## Start
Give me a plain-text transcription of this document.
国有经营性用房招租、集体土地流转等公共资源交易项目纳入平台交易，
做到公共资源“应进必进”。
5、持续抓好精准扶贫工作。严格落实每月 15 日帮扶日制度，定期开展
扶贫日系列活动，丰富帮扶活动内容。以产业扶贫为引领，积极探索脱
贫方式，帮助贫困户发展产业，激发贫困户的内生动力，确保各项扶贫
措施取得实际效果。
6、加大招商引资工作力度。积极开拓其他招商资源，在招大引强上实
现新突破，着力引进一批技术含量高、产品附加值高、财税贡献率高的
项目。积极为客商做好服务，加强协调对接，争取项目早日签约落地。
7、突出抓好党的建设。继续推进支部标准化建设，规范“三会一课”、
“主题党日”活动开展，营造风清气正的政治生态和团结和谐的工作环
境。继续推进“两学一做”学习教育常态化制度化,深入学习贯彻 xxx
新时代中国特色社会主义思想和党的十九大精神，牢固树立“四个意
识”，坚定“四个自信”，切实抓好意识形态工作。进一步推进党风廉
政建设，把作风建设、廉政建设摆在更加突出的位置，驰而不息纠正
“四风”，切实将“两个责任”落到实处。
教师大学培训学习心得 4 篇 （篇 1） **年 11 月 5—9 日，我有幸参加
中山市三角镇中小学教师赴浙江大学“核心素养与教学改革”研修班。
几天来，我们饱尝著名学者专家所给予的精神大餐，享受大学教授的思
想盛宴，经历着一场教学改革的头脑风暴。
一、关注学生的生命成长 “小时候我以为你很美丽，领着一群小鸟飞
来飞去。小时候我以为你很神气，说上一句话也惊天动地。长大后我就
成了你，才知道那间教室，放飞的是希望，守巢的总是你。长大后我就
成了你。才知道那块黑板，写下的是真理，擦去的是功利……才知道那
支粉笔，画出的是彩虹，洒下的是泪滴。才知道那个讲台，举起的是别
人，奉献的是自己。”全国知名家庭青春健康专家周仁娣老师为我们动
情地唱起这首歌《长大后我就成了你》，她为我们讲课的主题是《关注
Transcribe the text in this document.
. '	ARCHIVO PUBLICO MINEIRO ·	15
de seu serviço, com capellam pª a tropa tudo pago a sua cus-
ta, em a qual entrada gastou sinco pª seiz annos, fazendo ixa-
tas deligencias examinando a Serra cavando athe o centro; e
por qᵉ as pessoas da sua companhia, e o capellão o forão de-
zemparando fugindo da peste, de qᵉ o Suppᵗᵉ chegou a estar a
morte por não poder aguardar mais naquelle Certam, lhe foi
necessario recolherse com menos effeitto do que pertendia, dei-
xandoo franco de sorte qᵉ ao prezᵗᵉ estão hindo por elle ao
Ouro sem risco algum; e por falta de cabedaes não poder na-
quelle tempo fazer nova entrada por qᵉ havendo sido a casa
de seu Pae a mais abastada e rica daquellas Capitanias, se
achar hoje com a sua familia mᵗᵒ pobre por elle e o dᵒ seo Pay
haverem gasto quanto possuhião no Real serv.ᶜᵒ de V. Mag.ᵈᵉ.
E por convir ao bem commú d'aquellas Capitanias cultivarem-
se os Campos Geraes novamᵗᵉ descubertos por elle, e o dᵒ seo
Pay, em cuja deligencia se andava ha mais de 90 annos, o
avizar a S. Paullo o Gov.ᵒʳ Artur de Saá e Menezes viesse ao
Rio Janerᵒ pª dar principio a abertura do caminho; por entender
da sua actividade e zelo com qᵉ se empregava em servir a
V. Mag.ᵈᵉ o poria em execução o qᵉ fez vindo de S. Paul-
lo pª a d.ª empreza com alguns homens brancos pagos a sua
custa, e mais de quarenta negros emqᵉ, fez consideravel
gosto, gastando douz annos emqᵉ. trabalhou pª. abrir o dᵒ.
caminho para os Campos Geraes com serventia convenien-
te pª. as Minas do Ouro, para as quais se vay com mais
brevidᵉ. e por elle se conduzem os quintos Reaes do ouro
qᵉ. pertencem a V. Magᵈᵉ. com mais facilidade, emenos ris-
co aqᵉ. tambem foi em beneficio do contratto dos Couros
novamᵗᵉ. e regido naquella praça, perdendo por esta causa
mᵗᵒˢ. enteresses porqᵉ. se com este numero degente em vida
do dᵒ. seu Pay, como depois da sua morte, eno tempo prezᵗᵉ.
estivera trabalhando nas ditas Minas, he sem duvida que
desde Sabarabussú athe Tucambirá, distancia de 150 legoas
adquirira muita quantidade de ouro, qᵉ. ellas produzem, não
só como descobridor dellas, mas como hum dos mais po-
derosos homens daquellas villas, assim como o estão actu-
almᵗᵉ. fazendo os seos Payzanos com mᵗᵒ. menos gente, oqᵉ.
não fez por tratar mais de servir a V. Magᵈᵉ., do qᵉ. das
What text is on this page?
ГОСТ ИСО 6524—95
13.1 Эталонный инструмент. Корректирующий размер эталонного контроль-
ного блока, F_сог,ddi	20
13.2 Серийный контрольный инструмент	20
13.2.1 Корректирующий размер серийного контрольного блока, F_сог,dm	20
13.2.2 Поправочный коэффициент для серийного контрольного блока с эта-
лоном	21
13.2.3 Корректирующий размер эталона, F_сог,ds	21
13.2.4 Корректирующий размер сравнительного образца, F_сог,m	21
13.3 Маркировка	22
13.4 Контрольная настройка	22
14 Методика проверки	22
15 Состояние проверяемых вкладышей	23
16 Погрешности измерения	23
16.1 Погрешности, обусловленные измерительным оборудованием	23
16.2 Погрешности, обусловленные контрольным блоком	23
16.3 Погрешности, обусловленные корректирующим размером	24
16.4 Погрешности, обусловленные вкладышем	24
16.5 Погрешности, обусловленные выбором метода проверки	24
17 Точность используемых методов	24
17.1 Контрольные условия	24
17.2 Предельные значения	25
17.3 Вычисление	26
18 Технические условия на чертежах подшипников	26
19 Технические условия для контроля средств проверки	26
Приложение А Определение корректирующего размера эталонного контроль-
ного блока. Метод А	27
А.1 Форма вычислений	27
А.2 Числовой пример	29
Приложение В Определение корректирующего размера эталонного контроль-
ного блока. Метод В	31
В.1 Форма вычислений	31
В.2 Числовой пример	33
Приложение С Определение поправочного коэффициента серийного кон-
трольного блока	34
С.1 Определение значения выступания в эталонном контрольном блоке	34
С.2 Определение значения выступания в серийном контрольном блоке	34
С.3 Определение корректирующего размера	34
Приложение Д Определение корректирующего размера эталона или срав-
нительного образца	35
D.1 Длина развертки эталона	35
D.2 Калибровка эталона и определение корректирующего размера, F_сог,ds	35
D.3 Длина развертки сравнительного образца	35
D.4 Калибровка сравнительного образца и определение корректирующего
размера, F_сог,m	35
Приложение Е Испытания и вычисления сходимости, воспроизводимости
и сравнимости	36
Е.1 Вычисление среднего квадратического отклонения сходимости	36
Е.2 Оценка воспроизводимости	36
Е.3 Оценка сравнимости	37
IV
## End
:: TASK DESCRIPTION ::
From the listing above, extract every line exactly as it stands.

:: RESPONSE BELOW ::
Give me a plain-text transcription of this document.
国有经营性用房招租、集体土地流转等公共资源交易项目纳入平台交易，
做到公共资源“应进必进”。
5、持续抓好精准扶贫工作。严格落实每月 15 日帮扶日制度，定期开展
扶贫日系列活动，丰富帮扶活动内容。以产业扶贫为引领，积极探索脱
贫方式，帮助贫困户发展产业，激发贫困户的内生动力，确保各项扶贫
措施取得实际效果。
6、加大招商引资工作力度。积极开拓其他招商资源，在招大引强上实
现新突破，着力引进一批技术含量高、产品附加值高、财税贡献率高的
项目。积极为客商做好服务，加强协调对接，争取项目早日签约落地。
7、突出抓好党的建设。继续推进支部标准化建设，规范“三会一课”、
“主题党日”活动开展，营造风清气正的政治生态和团结和谐的工作环
境。继续推进“两学一做”学习教育常态化制度化,深入学习贯彻 xxx
新时代中国特色社会主义思想和党的十九大精神，牢固树立“四个意
识”，坚定“四个自信”，切实抓好意识形态工作。进一步推进党风廉
政建设，把作风建设、廉政建设摆在更加突出的位置，驰而不息纠正
“四风”，切实将“两个责任”落到实处。
教师大学培训学习心得 4 篇 （篇 1） **年 11 月 5—9 日，我有幸参加
中山市三角镇中小学教师赴浙江大学“核心素养与教学改革”研修班。
几天来，我们饱尝著名学者专家所给予的精神大餐，享受大学教授的思
想盛宴，经历着一场教学改革的头脑风暴。
一、关注学生的生命成长 “小时候我以为你很美丽，领着一群小鸟飞
来飞去。小时候我以为你很神气，说上一句话也惊天动地。长大后我就
成了你，才知道那间教室，放飞的是希望，守巢的总是你。长大后我就
成了你。才知道那块黑板，写下的是真理，擦去的是功利……才知道那
支粉笔，画出的是彩虹，洒下的是泪滴。才知道那个讲台，举起的是别
人，奉献的是自己。”全国知名家庭青春健康专家周仁娣老师为我们动
情地唱起这首歌《长大后我就成了你》，她为我们讲课的主题是《关注
Transcribe the text in this document.
. '	ARCHIVO PUBLICO MINEIRO ·	15
de seu serviço, com capellam pª a tropa tudo pago a sua cus-
ta, em a qual entrada gastou sinco pª seiz annos, fazendo ixa-
tas deligencias examinando a Serra cavando athe o centro; e
por qᵉ as pessoas da sua companhia, e o capellão o forão de-
zemparando fugindo da peste, de qᵉ o Suppᵗᵉ chegou a estar a
morte por não poder aguardar mais naquelle Certam, lhe foi
necessario recolherse com menos effeitto do que pertendia, dei-
xandoo franco de sorte qᵉ ao prezᵗᵉ estão hindo por elle ao
Ouro sem risco algum; e por falta de cabedaes não poder na-
quelle tempo fazer nova entrada por qᵉ havendo sido a casa
de seu Pae a mais abastada e rica daquellas Capitanias, se
achar hoje com a sua familia mᵗᵒ pobre por elle e o dᵒ seo Pay
haverem gasto quanto possuhião no Real serv.ᶜᵒ de V. Mag.ᵈᵉ.
E por convir ao bem commú d'aquellas Capitanias cultivarem-
se os Campos Geraes novamᵗᵉ descubertos por elle, e o dᵒ seo
Pay, em cuja deligencia se andava ha mais de 90 annos, o
avizar a S. Paullo o Gov.ᵒʳ Artur de Saá e Menezes viesse ao
Rio Janerᵒ pª dar principio a abertura do caminho; por entender
da sua actividade e zelo com qᵉ se empregava em servir a
V. Mag.ᵈᵉ o poria em execução o qᵉ fez vindo de S. Paul-
lo pª a d.ª empreza com alguns homens brancos pagos a sua
custa, e mais de quarenta negros emqᵉ, fez consideravel
gosto, gastando douz annos emqᵉ. trabalhou pª. abrir o dᵒ.
caminho para os Campos Geraes com serventia convenien-
te pª. as Minas do Ouro, para as quais se vay com mais
brevidᵉ. e por elle se conduzem os quintos Reaes do ouro
qᵉ. pertencem a V. Magᵈᵉ. com mais facilidade, emenos ris-
co aqᵉ. tambem foi em beneficio do contratto dos Couros
novamᵗᵉ. e regido naquella praça, perdendo por esta causa
mᵗᵒˢ. enteresses porqᵉ. se com este numero degente em vida
do dᵒ. seu Pay, como depois da sua morte, eno tempo prezᵗᵉ.
estivera trabalhando nas ditas Minas, he sem duvida que
desde Sabarabussú athe Tucambirá, distancia de 150 legoas
adquirira muita quantidade de ouro, qᵉ. ellas produzem, não
só como descobridor dellas, mas como hum dos mais po-
derosos homens daquellas villas, assim como o estão actu-
almᵗᵉ. fazendo os seos Payzanos com mᵗᵒ. menos gente, oqᵉ.
não fez por tratar mais de servir a V. Magᵈᵉ., do qᵉ. das
What text is on this page?
ГОСТ ИСО 6524—95
13.1 Эталонный инструмент. Корректирующий размер эталонного контроль-
ного блока, F_сог,ddi	20
13.2 Серийный контрольный инструмент	20
13.2.1 Корректирующий размер серийного контрольного блока, F_сог,dm	20
13.2.2 Поправочный коэффициент для серийного контрольного блока с эта-
лоном	21
13.2.3 Корректирующий размер эталона, F_сог,ds	21
13.2.4 Корректирующий размер сравнительного образца, F_сог,m	21
13.3 Маркировка	22
13.4 Контрольная настройка	22
14 Методика проверки	22
15 Состояние проверяемых вкладышей	23
16 Погрешности измерения	23
16.1 Погрешности, обусловленные измерительным оборудованием	23
16.2 Погрешности, обусловленные контрольным блоком	23
16.3 Погрешности, обусловленные корректирующим размером	24
16.4 Погрешности, обусловленные вкладышем	24
16.5 Погрешности, обусловленные выбором метода проверки	24
17 Точность используемых методов	24
17.1 Контрольные условия	24
17.2 Предельные значения	25
17.3 Вычисление	26
18 Технические условия на чертежах подшипников	26
19 Технические условия для контроля средств проверки	26
Приложение А Определение корректирующего размера эталонного контроль-
ного блока. Метод А	27
А.1 Форма вычислений	27
А.2 Числовой пример	29
Приложение В Определение корректирующего размера эталонного контроль-
ного блока. Метод В	31
В.1 Форма вычислений	31
В.2 Числовой пример	33
Приложение С Определение поправочного коэффициента серийного кон-
трольного блока	34
С.1 Определение значения выступания в эталонном контрольном блоке	34
С.2 Определение значения выступания в серийном контрольном блоке	34
С.3 Определение корректирующего размера	34
Приложение Д Определение корректирующего размера эталона или срав-
нительного образца	35
D.1 Длина развертки эталона	35
D.2 Калибровка эталона и определение корректирующего размера, F_сог,ds	35
D.3 Длина развертки сравнительного образца	35
D.4 Калибровка сравнительного образца и определение корректирующего
размера, F_сог,m	35
Приложение Е Испытания и вычисления сходимости, воспроизводимости
и сравнимости	36
Е.1 Вычисление среднего квадратического отклонения сходимости	36
Е.2 Оценка воспроизводимости	36
Е.3 Оценка сравнимости	37
IV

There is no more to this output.